--- Start of Records for this exercise ---
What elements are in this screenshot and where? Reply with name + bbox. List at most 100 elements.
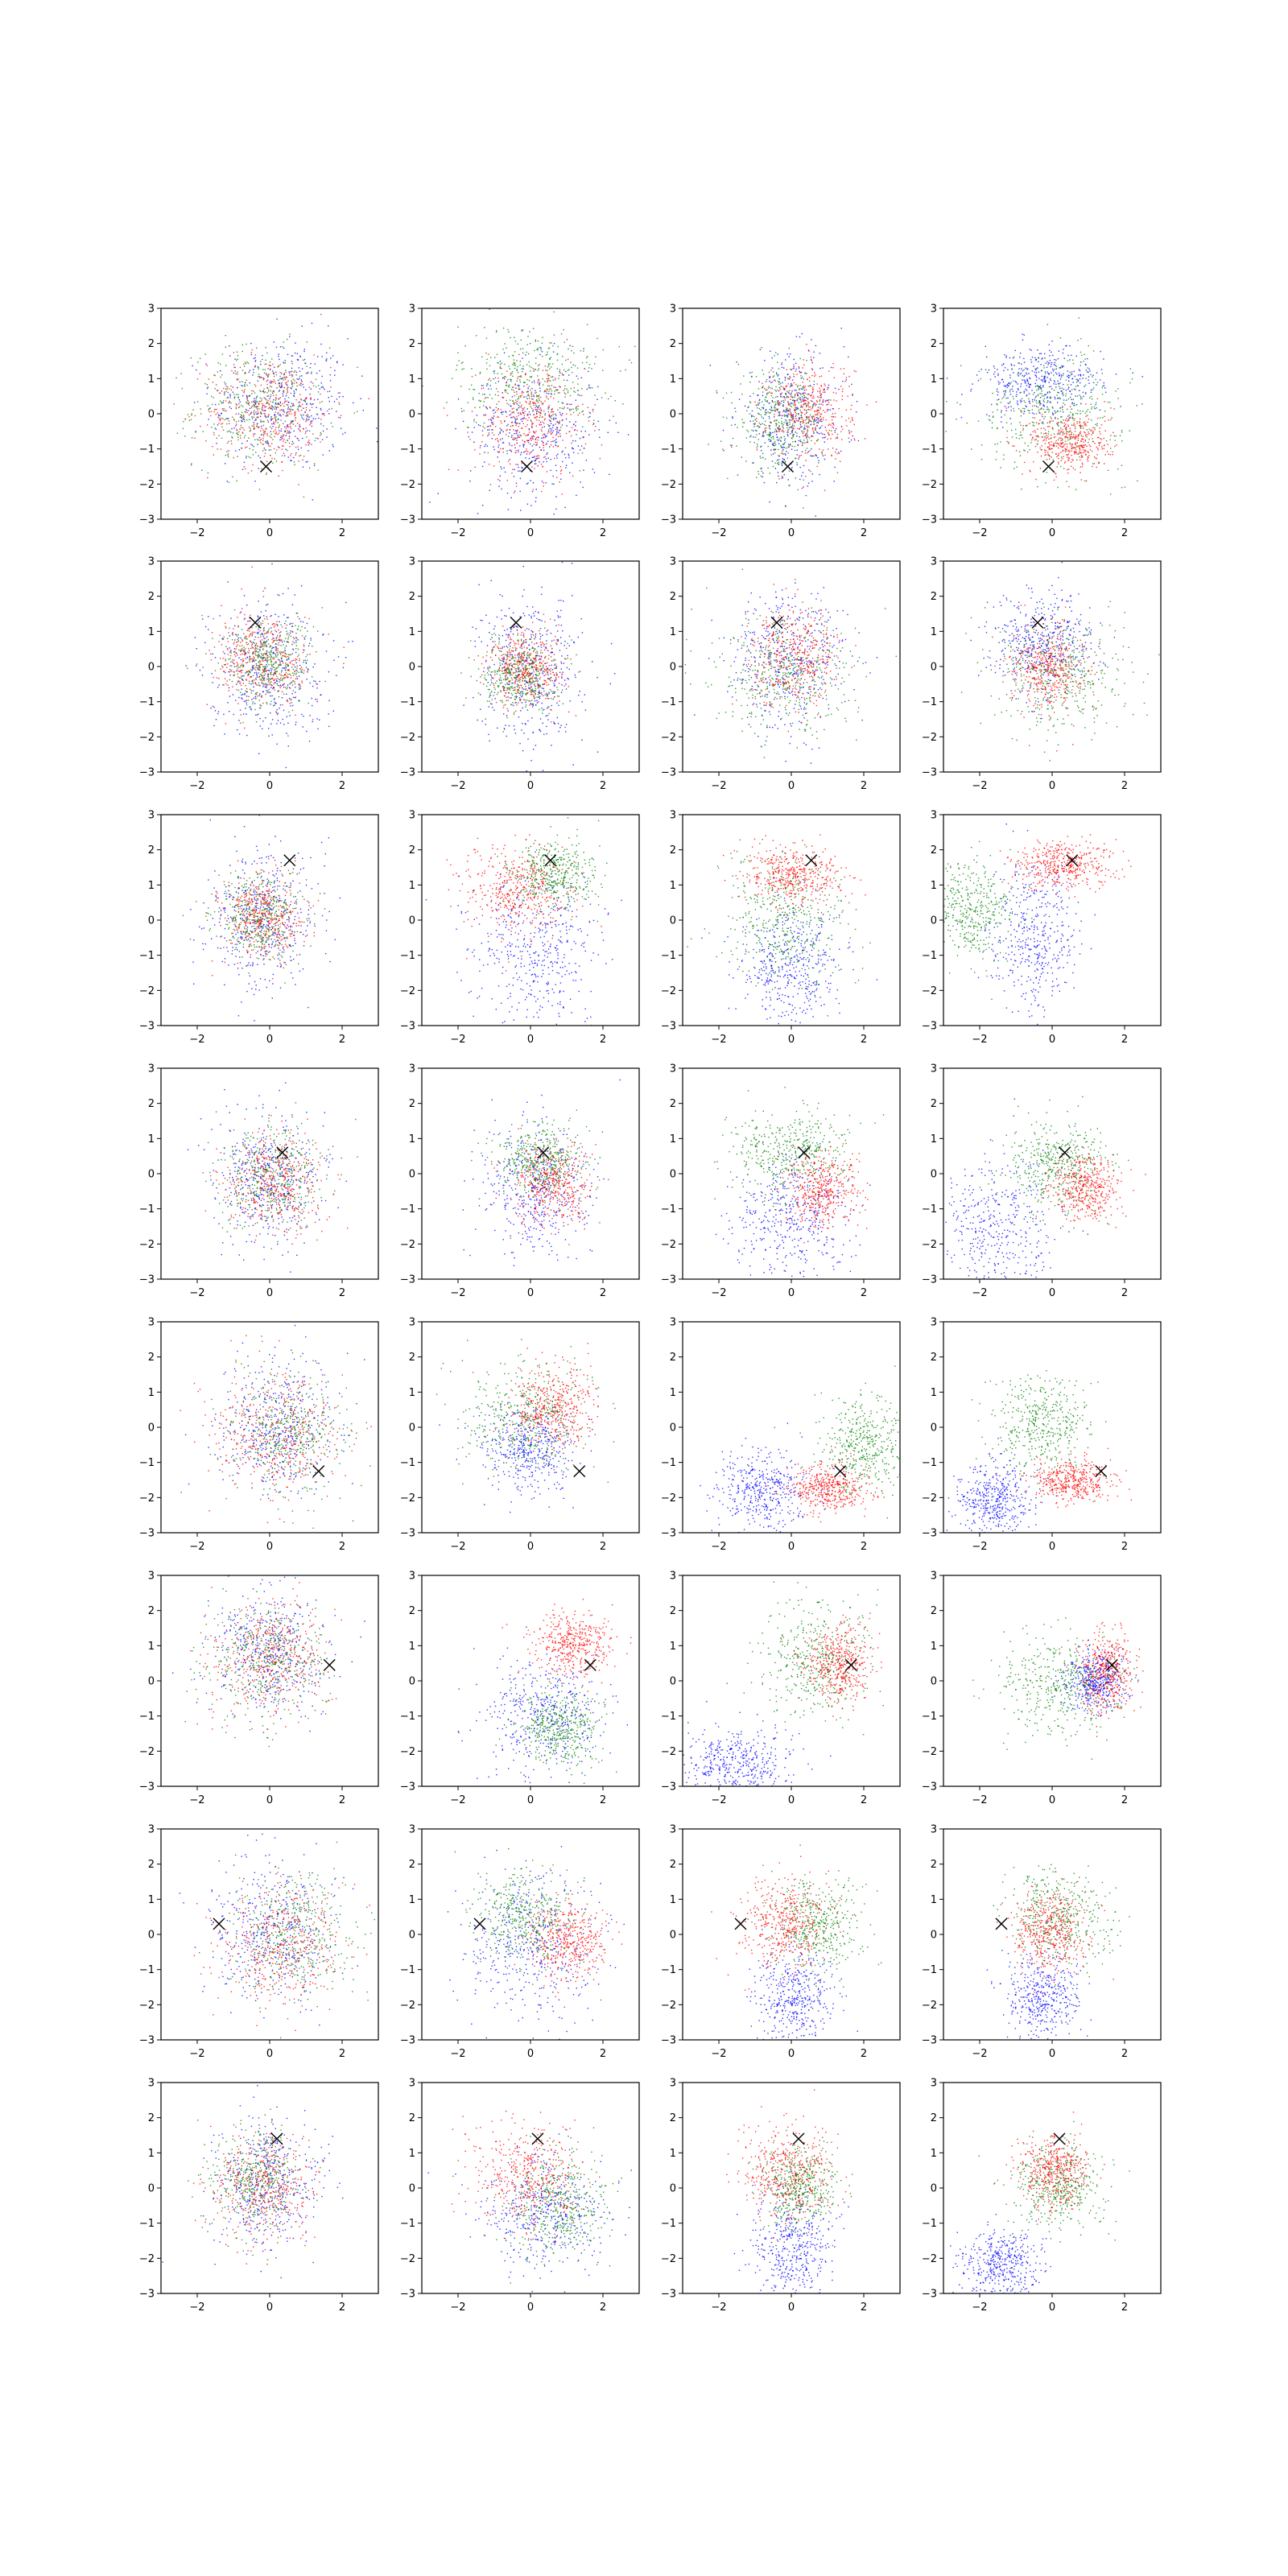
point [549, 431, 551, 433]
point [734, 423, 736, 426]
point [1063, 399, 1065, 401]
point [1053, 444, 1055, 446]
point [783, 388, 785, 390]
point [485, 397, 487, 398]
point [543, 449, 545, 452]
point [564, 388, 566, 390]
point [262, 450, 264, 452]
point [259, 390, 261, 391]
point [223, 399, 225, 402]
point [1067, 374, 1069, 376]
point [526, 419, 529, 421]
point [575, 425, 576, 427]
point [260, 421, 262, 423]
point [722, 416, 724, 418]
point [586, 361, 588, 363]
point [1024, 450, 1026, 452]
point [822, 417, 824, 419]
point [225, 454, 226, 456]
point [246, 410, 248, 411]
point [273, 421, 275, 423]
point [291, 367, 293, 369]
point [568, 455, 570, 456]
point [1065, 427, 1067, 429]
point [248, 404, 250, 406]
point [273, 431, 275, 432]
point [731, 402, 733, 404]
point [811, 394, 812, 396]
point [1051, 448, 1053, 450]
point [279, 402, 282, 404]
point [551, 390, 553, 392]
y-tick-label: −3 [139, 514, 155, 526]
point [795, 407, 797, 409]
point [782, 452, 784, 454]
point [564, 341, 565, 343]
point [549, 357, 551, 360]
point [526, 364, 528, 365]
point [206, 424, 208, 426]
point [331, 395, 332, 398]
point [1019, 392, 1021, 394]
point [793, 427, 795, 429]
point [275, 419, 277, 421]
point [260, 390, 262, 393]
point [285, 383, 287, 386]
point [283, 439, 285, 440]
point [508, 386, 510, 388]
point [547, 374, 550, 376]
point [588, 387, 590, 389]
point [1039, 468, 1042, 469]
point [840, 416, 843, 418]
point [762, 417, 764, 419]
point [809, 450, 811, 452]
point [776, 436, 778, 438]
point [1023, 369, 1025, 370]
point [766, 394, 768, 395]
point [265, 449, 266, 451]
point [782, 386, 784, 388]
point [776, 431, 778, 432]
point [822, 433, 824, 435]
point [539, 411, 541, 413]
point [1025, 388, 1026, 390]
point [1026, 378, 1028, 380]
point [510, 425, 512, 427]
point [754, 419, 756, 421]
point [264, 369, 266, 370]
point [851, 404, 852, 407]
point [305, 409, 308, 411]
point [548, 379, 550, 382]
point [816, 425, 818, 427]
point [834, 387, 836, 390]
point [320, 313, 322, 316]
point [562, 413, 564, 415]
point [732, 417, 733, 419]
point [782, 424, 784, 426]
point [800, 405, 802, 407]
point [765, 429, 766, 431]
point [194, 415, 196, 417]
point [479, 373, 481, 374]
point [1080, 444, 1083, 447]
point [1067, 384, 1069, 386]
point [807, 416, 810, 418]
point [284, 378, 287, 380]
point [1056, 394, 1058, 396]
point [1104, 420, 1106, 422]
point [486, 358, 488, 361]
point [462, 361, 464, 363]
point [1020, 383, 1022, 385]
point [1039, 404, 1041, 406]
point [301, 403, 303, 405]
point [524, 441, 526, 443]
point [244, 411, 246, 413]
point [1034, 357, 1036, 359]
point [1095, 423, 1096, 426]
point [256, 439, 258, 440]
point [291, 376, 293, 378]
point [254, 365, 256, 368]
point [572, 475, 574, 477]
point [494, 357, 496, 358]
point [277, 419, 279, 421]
--- End of Records for this exercise ---
--- Start of Records for this exercise ---
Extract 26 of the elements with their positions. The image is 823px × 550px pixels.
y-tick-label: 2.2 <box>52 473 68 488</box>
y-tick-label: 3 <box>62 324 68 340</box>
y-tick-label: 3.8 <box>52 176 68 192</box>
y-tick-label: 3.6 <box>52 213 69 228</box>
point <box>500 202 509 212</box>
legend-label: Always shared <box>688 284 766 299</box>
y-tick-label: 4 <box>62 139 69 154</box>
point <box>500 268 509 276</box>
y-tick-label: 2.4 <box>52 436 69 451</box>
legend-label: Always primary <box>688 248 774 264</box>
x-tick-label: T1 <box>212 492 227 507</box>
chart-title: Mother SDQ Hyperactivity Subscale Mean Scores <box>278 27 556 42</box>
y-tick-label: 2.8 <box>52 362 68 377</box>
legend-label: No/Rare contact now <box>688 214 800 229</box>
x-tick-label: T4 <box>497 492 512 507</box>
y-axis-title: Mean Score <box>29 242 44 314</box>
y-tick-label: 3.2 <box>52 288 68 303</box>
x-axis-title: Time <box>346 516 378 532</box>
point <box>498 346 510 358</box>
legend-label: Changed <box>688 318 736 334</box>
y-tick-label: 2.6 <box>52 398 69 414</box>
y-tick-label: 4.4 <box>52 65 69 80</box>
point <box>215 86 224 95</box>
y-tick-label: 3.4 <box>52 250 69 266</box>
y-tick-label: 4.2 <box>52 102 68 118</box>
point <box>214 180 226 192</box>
--- End of Records for this exercise ---
• _Task details_
Duplicate everything in the data from the line containing "point [549, 431, 551, 433]" down to the line containing "point [816, 425, 818, 427]", including both of those lines.

• _Task output_
point [549, 431, 551, 433]
point [734, 423, 736, 426]
point [1063, 399, 1065, 401]
point [1053, 444, 1055, 446]
point [783, 388, 785, 390]
point [485, 397, 487, 398]
point [543, 449, 545, 452]
point [564, 388, 566, 390]
point [262, 450, 264, 452]
point [259, 390, 261, 391]
point [223, 399, 225, 402]
point [1067, 374, 1069, 376]
point [526, 419, 529, 421]
point [575, 425, 576, 427]
point [260, 421, 262, 423]
point [722, 416, 724, 418]
point [586, 361, 588, 363]
point [1024, 450, 1026, 452]
point [822, 417, 824, 419]
point [225, 454, 226, 456]
point [246, 410, 248, 411]
point [273, 421, 275, 423]
point [291, 367, 293, 369]
point [568, 455, 570, 456]
point [1065, 427, 1067, 429]
point [248, 404, 250, 406]
point [273, 431, 275, 432]
point [731, 402, 733, 404]
point [811, 394, 812, 396]
point [1051, 448, 1053, 450]
point [279, 402, 282, 404]
point [551, 390, 553, 392]
y-tick-label: −3 [139, 514, 155, 526]
point [795, 407, 797, 409]
point [782, 452, 784, 454]
point [564, 341, 565, 343]
point [549, 357, 551, 360]
point [526, 364, 528, 365]
point [206, 424, 208, 426]
point [331, 395, 332, 398]
point [1019, 392, 1021, 394]
point [793, 427, 795, 429]
point [275, 419, 277, 421]
point [260, 390, 262, 393]
point [285, 383, 287, 386]
point [283, 439, 285, 440]
point [508, 386, 510, 388]
point [547, 374, 550, 376]
point [588, 387, 590, 389]
point [1039, 468, 1042, 469]
point [840, 416, 843, 418]
point [762, 417, 764, 419]
point [809, 450, 811, 452]
point [776, 436, 778, 438]
point [1023, 369, 1025, 370]
point [766, 394, 768, 395]
point [265, 449, 266, 451]
point [782, 386, 784, 388]
point [776, 431, 778, 432]
point [822, 433, 824, 435]
point [539, 411, 541, 413]
point [1025, 388, 1026, 390]
point [1026, 378, 1028, 380]
point [510, 425, 512, 427]
point [754, 419, 756, 421]
point [264, 369, 266, 370]
point [851, 404, 852, 407]
point [305, 409, 308, 411]
point [548, 379, 550, 382]
point [816, 425, 818, 427]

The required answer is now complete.